# WHAT YOU WILL DO:
Across the entries, how many lines have the string "width" in them? Reply with only a number.

[Data excerpts]
********************

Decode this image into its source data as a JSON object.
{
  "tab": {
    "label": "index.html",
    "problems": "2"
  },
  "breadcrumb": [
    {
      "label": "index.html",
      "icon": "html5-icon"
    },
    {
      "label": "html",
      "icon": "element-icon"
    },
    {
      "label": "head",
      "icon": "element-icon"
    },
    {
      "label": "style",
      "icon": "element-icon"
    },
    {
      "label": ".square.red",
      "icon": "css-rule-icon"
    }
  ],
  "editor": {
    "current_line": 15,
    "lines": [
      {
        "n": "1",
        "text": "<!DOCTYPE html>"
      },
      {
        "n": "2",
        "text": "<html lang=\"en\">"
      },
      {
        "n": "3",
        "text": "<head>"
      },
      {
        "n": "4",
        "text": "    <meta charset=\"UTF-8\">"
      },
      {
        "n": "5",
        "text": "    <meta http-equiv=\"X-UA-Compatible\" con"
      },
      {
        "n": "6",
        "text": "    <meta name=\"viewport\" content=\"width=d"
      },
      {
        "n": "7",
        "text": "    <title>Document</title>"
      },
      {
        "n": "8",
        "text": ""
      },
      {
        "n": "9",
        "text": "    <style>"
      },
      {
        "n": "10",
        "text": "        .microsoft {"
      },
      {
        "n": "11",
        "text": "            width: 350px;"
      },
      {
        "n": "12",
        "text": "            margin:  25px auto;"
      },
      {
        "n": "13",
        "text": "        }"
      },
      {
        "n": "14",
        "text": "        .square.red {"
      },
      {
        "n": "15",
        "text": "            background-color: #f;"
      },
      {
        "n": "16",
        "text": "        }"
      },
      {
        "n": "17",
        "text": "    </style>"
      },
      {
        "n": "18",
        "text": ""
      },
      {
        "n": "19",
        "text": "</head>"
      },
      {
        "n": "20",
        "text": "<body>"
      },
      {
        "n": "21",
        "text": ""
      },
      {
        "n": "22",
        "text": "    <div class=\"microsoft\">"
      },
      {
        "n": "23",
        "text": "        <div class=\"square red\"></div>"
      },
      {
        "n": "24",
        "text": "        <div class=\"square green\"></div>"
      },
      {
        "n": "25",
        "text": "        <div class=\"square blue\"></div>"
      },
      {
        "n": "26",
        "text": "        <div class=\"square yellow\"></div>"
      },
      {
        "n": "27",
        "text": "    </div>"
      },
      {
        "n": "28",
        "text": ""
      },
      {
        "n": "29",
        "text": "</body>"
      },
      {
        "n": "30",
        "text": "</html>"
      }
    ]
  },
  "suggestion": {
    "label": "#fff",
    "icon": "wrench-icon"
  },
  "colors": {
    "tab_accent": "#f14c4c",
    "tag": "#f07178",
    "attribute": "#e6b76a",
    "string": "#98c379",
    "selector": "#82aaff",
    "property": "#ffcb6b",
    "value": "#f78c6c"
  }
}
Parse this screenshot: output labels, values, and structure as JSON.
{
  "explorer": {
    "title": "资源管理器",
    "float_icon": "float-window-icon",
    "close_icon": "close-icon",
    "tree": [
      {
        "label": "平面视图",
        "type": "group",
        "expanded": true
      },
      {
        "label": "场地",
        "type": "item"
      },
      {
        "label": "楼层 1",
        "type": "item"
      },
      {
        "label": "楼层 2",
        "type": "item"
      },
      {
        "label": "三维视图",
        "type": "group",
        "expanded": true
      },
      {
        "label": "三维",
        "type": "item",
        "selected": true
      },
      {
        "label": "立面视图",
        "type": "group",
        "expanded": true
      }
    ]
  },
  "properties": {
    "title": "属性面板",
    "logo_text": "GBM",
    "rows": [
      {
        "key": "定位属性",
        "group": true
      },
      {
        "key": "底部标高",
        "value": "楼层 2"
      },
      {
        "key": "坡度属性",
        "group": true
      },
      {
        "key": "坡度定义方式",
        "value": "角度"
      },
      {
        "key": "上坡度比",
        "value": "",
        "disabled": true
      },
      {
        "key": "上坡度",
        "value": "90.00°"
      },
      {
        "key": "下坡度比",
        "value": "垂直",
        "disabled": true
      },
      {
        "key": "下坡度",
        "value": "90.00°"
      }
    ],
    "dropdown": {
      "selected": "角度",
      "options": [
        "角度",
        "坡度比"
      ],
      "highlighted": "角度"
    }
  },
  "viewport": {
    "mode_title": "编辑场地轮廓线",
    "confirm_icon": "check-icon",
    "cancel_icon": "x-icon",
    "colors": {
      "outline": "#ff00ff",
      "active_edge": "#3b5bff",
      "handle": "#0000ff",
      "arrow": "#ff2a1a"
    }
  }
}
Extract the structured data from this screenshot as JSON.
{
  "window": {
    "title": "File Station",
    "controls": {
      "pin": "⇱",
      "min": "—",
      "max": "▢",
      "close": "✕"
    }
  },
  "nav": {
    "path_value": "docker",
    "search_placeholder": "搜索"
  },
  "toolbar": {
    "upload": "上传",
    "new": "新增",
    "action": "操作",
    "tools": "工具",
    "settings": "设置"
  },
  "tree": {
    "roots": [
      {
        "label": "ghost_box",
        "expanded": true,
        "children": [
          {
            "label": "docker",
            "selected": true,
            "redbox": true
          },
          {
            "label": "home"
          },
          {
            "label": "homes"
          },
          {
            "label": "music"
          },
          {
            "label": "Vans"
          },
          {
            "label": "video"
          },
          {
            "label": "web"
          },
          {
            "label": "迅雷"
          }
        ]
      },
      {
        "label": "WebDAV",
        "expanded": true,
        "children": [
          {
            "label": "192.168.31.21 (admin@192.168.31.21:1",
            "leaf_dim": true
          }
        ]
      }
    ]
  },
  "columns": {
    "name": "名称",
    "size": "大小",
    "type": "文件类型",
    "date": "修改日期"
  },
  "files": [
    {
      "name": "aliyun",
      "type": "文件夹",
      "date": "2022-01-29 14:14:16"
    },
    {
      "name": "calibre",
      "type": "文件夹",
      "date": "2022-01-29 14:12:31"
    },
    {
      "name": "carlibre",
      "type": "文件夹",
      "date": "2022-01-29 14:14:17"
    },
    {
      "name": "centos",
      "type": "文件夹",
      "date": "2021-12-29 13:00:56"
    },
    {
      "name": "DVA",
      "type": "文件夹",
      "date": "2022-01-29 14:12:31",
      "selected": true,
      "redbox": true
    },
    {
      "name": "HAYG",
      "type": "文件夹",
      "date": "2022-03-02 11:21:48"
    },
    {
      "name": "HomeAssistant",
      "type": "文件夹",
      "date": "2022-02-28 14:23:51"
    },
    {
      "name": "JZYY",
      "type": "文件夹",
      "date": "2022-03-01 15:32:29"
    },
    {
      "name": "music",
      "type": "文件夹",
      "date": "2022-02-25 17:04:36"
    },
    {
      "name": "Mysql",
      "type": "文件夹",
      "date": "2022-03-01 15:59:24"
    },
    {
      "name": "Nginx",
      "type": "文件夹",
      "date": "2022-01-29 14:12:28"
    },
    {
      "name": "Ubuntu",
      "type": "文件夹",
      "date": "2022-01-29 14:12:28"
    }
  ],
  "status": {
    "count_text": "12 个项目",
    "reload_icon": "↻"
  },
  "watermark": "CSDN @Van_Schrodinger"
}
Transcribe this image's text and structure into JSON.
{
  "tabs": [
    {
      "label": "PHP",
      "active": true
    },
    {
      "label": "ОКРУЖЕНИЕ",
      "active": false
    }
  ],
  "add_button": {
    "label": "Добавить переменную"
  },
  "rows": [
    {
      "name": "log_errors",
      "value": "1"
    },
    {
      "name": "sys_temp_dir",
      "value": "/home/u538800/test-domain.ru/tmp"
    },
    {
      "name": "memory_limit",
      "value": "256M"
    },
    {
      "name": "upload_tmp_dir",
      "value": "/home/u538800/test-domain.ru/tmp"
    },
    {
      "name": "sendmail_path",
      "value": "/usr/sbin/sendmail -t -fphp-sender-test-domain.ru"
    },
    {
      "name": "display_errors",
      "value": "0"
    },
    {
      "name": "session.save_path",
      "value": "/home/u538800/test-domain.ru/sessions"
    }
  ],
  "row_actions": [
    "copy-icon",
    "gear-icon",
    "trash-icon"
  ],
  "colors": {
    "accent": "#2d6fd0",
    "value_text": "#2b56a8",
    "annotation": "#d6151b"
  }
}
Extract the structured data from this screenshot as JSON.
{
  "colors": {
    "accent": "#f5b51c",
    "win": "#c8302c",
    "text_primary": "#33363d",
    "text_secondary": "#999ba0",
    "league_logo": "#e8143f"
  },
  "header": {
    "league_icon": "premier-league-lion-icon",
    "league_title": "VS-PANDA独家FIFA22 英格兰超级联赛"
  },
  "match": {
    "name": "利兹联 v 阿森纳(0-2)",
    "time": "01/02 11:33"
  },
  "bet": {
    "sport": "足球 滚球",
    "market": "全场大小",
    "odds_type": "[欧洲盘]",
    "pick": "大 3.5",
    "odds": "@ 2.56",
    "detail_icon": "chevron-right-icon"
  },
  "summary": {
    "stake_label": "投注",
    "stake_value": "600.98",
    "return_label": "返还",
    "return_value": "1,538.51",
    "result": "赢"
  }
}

********************

# RESPONSE BELOW:
2